*PROMPT*: Which lines hold the word "Ссылка"? Copy each of them.

[Saved data entries]
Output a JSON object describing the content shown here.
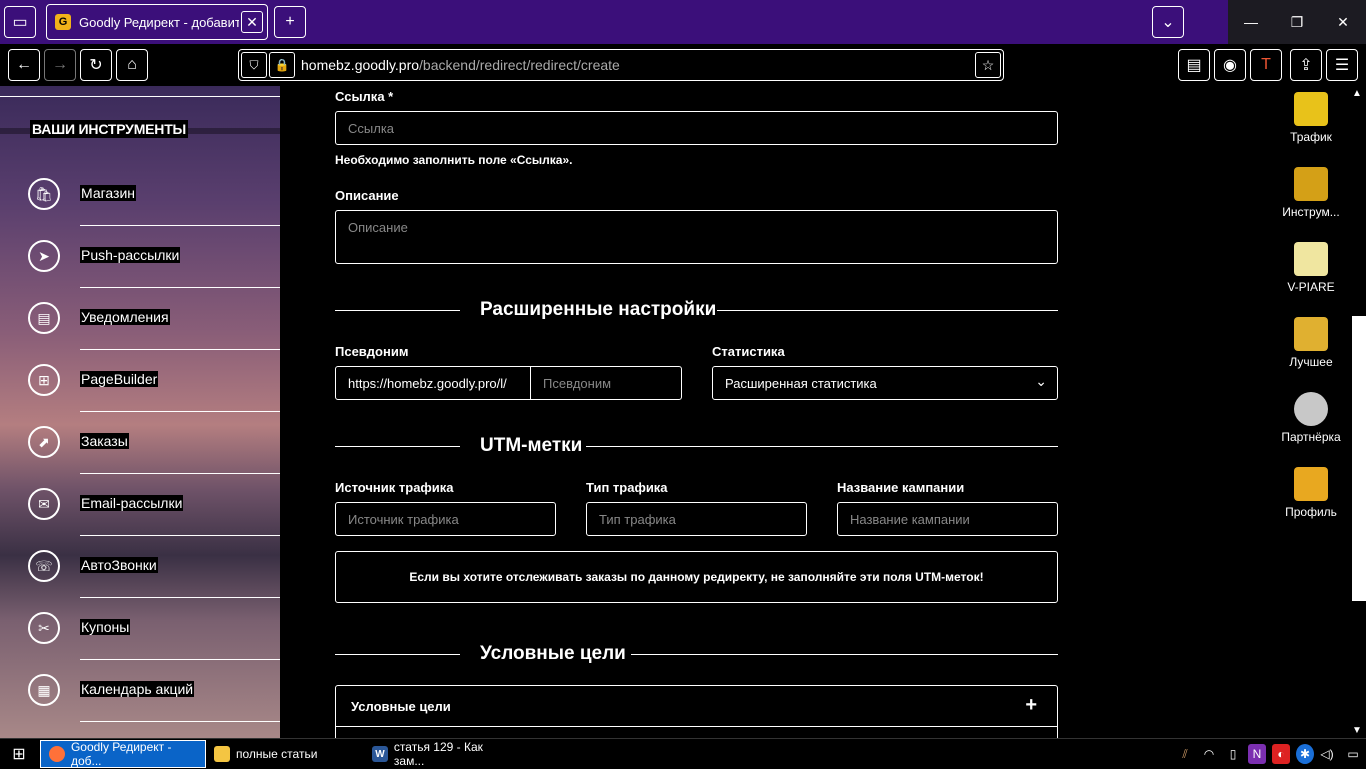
{
  "browser": {
    "tab_title": "Goodly Редирект - добавить",
    "tab_favicon": "G",
    "url_domain": "homebz.goodly.pro",
    "url_path": "/backend/redirect/redirect/create",
    "icons": {
      "tab_manager": "▭",
      "tab_close": "✕",
      "new_tab": "+",
      "list_tabs": "⌄",
      "minimize": "—",
      "restore": "❐",
      "close": "✕",
      "back": "←",
      "forward": "→",
      "reload": "↻",
      "home": "⌂",
      "shield": "⛉",
      "lock": "🔒",
      "star": "☆",
      "reader": "▤",
      "account": "◉",
      "extension": "T",
      "share": "⇪",
      "menu": "☰"
    }
  },
  "sidebar": {
    "heading": "ВАШИ ИНСТРУМЕНТЫ",
    "items": [
      {
        "label": "Магазин",
        "icon": "🛍"
      },
      {
        "label": "Push-рассылки",
        "icon": "➤"
      },
      {
        "label": "Уведомления",
        "icon": "▤"
      },
      {
        "label": "PageBuilder",
        "icon": "⊞"
      },
      {
        "label": "Заказы",
        "icon": "⬈"
      },
      {
        "label": "Email-рассылки",
        "icon": "✉"
      },
      {
        "label": "АвтоЗвонки",
        "icon": "☏"
      },
      {
        "label": "Купоны",
        "icon": "✂"
      },
      {
        "label": "Календарь акций",
        "icon": "▦"
      }
    ]
  },
  "form": {
    "link_label": "Ссылка *",
    "link_placeholder": "Ссылка",
    "link_error": "Необходимо заполнить поле «Ссылка».",
    "description_label": "Описание",
    "description_placeholder": "Описание",
    "advanced_title": "Расширенные настройки",
    "alias_label": "Псевдоним",
    "alias_prefix": "https://homebz.goodly.pro/l/",
    "alias_placeholder": "Псевдоним",
    "stats_label": "Статистика",
    "stats_value": "Расширенная статистика",
    "utm_title": "UTM-метки",
    "utm_source_label": "Источник трафика",
    "utm_source_placeholder": "Источник трафика",
    "utm_medium_label": "Тип трафика",
    "utm_medium_placeholder": "Тип трафика",
    "utm_campaign_label": "Название кампании",
    "utm_campaign_placeholder": "Название кампании",
    "utm_notice": "Если вы хотите отслеживать заказы по данному редиректу, не заполняйте эти поля UTM-меток!",
    "goals_title": "Условные цели",
    "goals_accordion_label": "Условные цели",
    "goals_plus": "+",
    "select_arrow": "⌄"
  },
  "desktop": {
    "items": [
      {
        "label": "Трафик",
        "color": "#e8c21a"
      },
      {
        "label": "Инструм...",
        "color": "#d4a017"
      },
      {
        "label": "V-PIARE",
        "color": "#f0e6a0"
      },
      {
        "label": "Лучшее",
        "color": "#e0b030"
      },
      {
        "label": "Партнёрка",
        "color": "#c8c8c8"
      },
      {
        "label": "Профиль",
        "color": "#e8a820"
      }
    ],
    "scroll_up": "▲",
    "scroll_down": "▼"
  },
  "taskbar": {
    "start_icon": "⊞",
    "items": [
      {
        "label": "Goodly Редирект - доб...",
        "icon": "●",
        "color": "#ff7139"
      },
      {
        "label": "полные статьи",
        "icon": "",
        "color": "#f4c542"
      },
      {
        "label": "статья 129 - Как зам...",
        "icon": "W",
        "color": "#2b5797"
      }
    ],
    "tray": [
      "⫽",
      "◠",
      "▯",
      "N",
      "◐",
      "✱",
      "◁)",
      "▭"
    ]
  }
}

*RESULT OF THIS TASK*:
    "link_label": "Ссылка *",
    "link_placeholder": "Ссылка",
    "link_error": "Необходимо заполнить поле «Ссылка».",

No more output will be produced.